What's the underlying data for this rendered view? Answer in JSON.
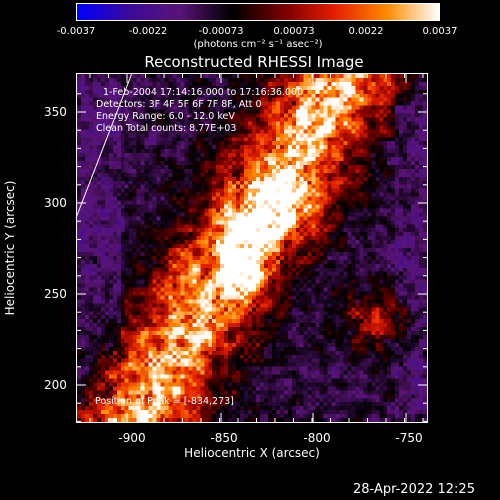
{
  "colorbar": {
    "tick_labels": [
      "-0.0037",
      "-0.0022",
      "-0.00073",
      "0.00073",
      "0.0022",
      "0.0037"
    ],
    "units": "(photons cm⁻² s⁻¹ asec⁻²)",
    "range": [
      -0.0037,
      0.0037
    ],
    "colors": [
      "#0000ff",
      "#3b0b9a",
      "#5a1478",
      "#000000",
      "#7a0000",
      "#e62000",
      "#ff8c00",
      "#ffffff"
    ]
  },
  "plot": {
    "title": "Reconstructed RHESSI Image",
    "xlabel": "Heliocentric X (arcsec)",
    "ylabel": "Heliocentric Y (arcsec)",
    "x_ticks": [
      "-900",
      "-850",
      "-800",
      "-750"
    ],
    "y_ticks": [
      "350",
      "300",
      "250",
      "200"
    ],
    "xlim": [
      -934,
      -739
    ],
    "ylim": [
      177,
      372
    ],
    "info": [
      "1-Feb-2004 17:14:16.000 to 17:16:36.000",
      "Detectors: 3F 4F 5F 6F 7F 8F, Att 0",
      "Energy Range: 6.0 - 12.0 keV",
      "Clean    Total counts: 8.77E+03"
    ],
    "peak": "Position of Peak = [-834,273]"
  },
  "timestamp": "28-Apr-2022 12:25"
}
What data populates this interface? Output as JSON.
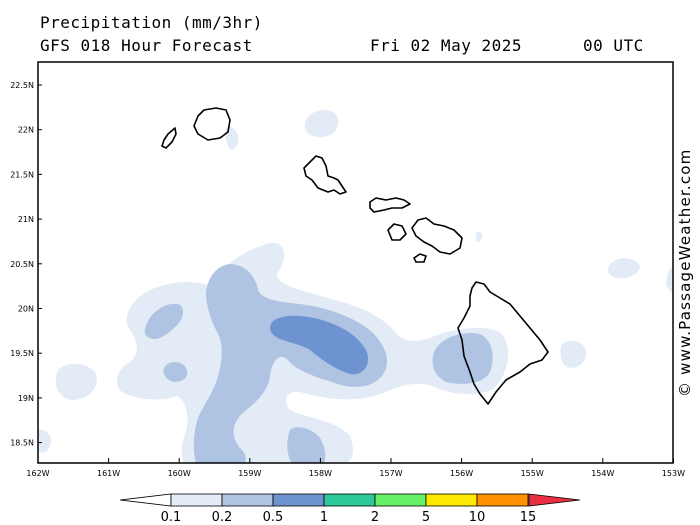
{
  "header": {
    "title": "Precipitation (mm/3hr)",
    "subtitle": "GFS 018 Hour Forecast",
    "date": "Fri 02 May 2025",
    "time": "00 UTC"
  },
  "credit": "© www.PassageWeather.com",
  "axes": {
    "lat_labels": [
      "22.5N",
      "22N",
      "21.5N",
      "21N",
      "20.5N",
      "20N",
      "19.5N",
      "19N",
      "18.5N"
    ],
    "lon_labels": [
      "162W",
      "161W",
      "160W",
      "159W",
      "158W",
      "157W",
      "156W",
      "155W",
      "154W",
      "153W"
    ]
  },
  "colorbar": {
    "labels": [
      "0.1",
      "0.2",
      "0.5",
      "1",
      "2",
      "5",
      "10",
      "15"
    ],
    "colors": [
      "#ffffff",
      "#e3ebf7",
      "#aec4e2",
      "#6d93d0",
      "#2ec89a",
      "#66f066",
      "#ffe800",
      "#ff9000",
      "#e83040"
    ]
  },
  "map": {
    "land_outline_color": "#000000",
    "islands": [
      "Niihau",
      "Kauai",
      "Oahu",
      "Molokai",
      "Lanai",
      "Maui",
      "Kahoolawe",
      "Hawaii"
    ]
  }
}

## [Set exercise]
Copy the listing in full and without alteration, omitting every picture.

## [Solution for this problem]
What's the underlying data for this rendered view? Answer in JSON.
{
  "colorbar": {
    "tick_labels": [
      "-0.0037",
      "-0.0022",
      "-0.00073",
      "0.00073",
      "0.0022",
      "0.0037"
    ],
    "units": "(photons cm⁻² s⁻¹ asec⁻²)",
    "range": [
      -0.0037,
      0.0037
    ],
    "colors": [
      "#0000ff",
      "#3b0b9a",
      "#5a1478",
      "#000000",
      "#7a0000",
      "#e62000",
      "#ff8c00",
      "#ffffff"
    ]
  },
  "plot": {
    "title": "Reconstructed RHESSI Image",
    "xlabel": "Heliocentric X (arcsec)",
    "ylabel": "Heliocentric Y (arcsec)",
    "x_ticks": [
      "-900",
      "-850",
      "-800",
      "-750"
    ],
    "y_ticks": [
      "350",
      "300",
      "250",
      "200"
    ],
    "xlim": [
      -934,
      -739
    ],
    "ylim": [
      177,
      372
    ],
    "info": [
      "1-Feb-2004 17:14:16.000 to 17:16:36.000",
      "Detectors: 3F 4F 5F 6F 7F 8F, Att 0",
      "Energy Range: 6.0 - 12.0 keV",
      "Clean    Total counts: 8.77E+03"
    ],
    "peak": "Position of Peak = [-834,273]"
  },
  "timestamp": "28-Apr-2022 12:25"
}
What data populates this interface? Output as JSON.
{
  "header": {
    "title": "Precipitation (mm/3hr)",
    "subtitle": "GFS 018 Hour Forecast",
    "date": "Fri 02 May 2025",
    "time": "00 UTC"
  },
  "credit": "© www.PassageWeather.com",
  "axes": {
    "lat_labels": [
      "22.5N",
      "22N",
      "21.5N",
      "21N",
      "20.5N",
      "20N",
      "19.5N",
      "19N",
      "18.5N"
    ],
    "lon_labels": [
      "162W",
      "161W",
      "160W",
      "159W",
      "158W",
      "157W",
      "156W",
      "155W",
      "154W",
      "153W"
    ]
  },
  "colorbar": {
    "labels": [
      "0.1",
      "0.2",
      "0.5",
      "1",
      "2",
      "5",
      "10",
      "15"
    ],
    "colors": [
      "#ffffff",
      "#e3ebf7",
      "#aec4e2",
      "#6d93d0",
      "#2ec89a",
      "#66f066",
      "#ffe800",
      "#ff9000",
      "#e83040"
    ]
  },
  "map": {
    "land_outline_color": "#000000",
    "islands": [
      "Niihau",
      "Kauai",
      "Oahu",
      "Molokai",
      "Lanai",
      "Maui",
      "Kahoolawe",
      "Hawaii"
    ]
  }
}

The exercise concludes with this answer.